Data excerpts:
+ + + + +

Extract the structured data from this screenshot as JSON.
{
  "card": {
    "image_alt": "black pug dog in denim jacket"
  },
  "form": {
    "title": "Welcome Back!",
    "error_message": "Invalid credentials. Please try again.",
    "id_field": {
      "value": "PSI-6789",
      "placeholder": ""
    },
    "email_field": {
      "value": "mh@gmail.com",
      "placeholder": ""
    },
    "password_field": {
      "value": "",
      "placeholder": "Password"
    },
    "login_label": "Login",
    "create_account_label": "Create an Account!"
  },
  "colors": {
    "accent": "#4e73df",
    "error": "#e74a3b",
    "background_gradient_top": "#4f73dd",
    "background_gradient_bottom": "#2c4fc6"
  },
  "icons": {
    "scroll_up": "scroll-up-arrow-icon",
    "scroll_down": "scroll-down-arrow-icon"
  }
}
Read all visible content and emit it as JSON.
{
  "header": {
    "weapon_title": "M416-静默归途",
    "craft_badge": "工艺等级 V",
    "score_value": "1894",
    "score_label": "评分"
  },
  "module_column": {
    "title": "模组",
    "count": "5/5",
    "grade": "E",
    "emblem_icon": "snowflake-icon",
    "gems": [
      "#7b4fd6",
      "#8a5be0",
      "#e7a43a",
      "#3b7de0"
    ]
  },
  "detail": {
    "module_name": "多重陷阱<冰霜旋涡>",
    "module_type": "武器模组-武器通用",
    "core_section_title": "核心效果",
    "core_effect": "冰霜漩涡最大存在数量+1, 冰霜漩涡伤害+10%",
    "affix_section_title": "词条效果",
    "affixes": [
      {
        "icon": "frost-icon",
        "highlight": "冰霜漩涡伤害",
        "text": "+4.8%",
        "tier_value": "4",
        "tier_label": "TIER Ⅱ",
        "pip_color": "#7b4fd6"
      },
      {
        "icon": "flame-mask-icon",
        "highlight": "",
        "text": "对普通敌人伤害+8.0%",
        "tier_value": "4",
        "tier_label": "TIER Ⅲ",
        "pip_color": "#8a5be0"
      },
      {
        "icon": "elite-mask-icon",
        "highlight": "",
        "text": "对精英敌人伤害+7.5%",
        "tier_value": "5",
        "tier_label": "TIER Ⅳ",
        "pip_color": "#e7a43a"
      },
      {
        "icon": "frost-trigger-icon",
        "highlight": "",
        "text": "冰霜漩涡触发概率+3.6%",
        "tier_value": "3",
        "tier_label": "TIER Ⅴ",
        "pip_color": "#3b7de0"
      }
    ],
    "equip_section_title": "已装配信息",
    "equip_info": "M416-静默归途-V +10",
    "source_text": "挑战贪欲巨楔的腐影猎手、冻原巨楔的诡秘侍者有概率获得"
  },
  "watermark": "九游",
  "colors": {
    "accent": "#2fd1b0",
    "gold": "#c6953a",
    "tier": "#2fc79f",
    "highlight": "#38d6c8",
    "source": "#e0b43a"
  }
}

+ + + + +

_DIRECTIONS FOR THIS TASK_: Transcribe every entry verbatim.

_FULL OUTPUT_:
Extract the structured data from this screenshot as JSON.
{
  "card": {
    "image_alt": "black pug dog in denim jacket"
  },
  "form": {
    "title": "Welcome Back!",
    "error_message": "Invalid credentials. Please try again.",
    "id_field": {
      "value": "PSI-6789",
      "placeholder": ""
    },
    "email_field": {
      "value": "mh@gmail.com",
      "placeholder": ""
    },
    "password_field": {
      "value": "",
      "placeholder": "Password"
    },
    "login_label": "Login",
    "create_account_label": "Create an Account!"
  },
  "colors": {
    "accent": "#4e73df",
    "error": "#e74a3b",
    "background_gradient_top": "#4f73dd",
    "background_gradient_bottom": "#2c4fc6"
  },
  "icons": {
    "scroll_up": "scroll-up-arrow-icon",
    "scroll_down": "scroll-down-arrow-icon"
  }
}
Read all visible content and emit it as JSON.
{
  "header": {
    "weapon_title": "M416-静默归途",
    "craft_badge": "工艺等级 V",
    "score_value": "1894",
    "score_label": "评分"
  },
  "module_column": {
    "title": "模组",
    "count": "5/5",
    "grade": "E",
    "emblem_icon": "snowflake-icon",
    "gems": [
      "#7b4fd6",
      "#8a5be0",
      "#e7a43a",
      "#3b7de0"
    ]
  },
  "detail": {
    "module_name": "多重陷阱<冰霜旋涡>",
    "module_type": "武器模组-武器通用",
    "core_section_title": "核心效果",
    "core_effect": "冰霜漩涡最大存在数量+1, 冰霜漩涡伤害+10%",
    "affix_section_title": "词条效果",
    "affixes": [
      {
        "icon": "frost-icon",
        "highlight": "冰霜漩涡伤害",
        "text": "+4.8%",
        "tier_value": "4",
        "tier_label": "TIER Ⅱ",
        "pip_color": "#7b4fd6"
      },
      {
        "icon": "flame-mask-icon",
        "highlight": "",
        "text": "对普通敌人伤害+8.0%",
        "tier_value": "4",
        "tier_label": "TIER Ⅲ",
        "pip_color": "#8a5be0"
      },
      {
        "icon": "elite-mask-icon",
        "highlight": "",
        "text": "对精英敌人伤害+7.5%",
        "tier_value": "5",
        "tier_label": "TIER Ⅳ",
        "pip_color": "#e7a43a"
      },
      {
        "icon": "frost-trigger-icon",
        "highlight": "",
        "text": "冰霜漩涡触发概率+3.6%",
        "tier_value": "3",
        "tier_label": "TIER Ⅴ",
        "pip_color": "#3b7de0"
      }
    ],
    "equip_section_title": "已装配信息",
    "equip_info": "M416-静默归途-V +10",
    "source_text": "挑战贪欲巨楔的腐影猎手、冻原巨楔的诡秘侍者有概率获得"
  },
  "watermark": "九游",
  "colors": {
    "accent": "#2fd1b0",
    "gold": "#c6953a",
    "tier": "#2fc79f",
    "highlight": "#38d6c8",
    "source": "#e0b43a"
  }
}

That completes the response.